Which lines have the string "为从驱爵者"? Copy all of them from the entries below.

━━ SOURCE DATA ━━

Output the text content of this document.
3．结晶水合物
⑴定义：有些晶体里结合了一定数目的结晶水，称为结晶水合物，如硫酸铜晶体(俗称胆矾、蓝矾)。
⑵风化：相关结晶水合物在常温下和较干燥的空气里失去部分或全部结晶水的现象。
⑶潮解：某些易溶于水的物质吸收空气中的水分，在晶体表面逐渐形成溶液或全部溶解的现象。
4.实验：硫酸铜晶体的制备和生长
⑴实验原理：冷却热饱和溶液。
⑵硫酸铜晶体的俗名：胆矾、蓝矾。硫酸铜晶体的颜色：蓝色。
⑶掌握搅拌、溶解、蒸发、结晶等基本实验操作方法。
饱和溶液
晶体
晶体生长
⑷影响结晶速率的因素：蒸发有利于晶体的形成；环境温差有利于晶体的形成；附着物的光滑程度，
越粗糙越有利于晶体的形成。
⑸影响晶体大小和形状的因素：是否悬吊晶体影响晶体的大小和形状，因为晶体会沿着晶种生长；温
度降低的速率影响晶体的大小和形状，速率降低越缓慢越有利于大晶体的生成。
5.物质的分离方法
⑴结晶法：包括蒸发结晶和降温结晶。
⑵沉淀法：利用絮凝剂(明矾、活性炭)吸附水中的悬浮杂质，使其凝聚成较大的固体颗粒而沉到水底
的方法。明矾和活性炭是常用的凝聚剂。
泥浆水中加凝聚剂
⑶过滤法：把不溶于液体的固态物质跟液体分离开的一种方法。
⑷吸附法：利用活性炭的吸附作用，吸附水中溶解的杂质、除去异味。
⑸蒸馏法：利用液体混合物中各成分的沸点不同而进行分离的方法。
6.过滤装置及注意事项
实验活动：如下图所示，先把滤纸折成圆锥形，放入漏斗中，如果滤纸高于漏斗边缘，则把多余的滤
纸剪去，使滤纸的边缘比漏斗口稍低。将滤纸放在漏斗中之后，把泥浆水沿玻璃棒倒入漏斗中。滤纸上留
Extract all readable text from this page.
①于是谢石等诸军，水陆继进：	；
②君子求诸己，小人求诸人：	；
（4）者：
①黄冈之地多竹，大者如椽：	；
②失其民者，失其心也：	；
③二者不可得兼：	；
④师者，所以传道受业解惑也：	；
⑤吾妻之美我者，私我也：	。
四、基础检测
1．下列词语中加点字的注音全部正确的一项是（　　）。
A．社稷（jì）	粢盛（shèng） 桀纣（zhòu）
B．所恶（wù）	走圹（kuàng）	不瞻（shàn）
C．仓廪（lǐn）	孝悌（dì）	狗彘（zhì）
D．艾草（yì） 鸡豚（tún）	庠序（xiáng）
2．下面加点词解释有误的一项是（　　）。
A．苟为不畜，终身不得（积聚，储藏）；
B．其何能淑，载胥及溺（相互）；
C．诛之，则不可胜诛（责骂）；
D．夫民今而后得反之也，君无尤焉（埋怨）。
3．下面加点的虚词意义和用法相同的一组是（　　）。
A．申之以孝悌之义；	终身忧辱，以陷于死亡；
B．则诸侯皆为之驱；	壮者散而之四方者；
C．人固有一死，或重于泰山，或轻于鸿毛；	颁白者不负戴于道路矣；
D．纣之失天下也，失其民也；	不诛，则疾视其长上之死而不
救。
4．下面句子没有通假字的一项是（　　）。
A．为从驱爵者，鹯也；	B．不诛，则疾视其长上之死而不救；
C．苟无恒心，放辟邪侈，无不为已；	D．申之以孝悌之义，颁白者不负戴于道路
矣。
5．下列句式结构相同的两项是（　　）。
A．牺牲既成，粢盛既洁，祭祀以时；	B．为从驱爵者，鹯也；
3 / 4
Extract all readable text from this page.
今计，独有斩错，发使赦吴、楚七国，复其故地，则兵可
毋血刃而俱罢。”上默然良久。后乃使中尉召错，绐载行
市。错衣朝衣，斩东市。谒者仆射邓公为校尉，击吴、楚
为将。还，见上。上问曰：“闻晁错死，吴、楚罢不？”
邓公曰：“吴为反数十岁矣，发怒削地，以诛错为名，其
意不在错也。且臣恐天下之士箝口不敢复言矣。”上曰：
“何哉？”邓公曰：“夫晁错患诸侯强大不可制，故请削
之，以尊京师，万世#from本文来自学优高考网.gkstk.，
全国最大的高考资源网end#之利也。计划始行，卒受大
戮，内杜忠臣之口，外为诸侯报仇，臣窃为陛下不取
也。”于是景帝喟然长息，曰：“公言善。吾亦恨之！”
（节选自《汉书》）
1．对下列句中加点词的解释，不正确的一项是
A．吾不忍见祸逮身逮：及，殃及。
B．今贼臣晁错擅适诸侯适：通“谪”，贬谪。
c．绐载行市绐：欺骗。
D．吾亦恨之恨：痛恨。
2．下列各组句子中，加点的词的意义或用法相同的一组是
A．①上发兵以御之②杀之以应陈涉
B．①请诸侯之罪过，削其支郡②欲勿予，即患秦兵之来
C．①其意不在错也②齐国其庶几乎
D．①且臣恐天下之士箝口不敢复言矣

━━━

(WRITTEN REPLY):
A．为从驱爵者，鹯也；	B．不诛，则疾视其长上之死而不救；
A．牺牲既成，粢盛既洁，祭祀以时；	B．为从驱爵者，鹯也；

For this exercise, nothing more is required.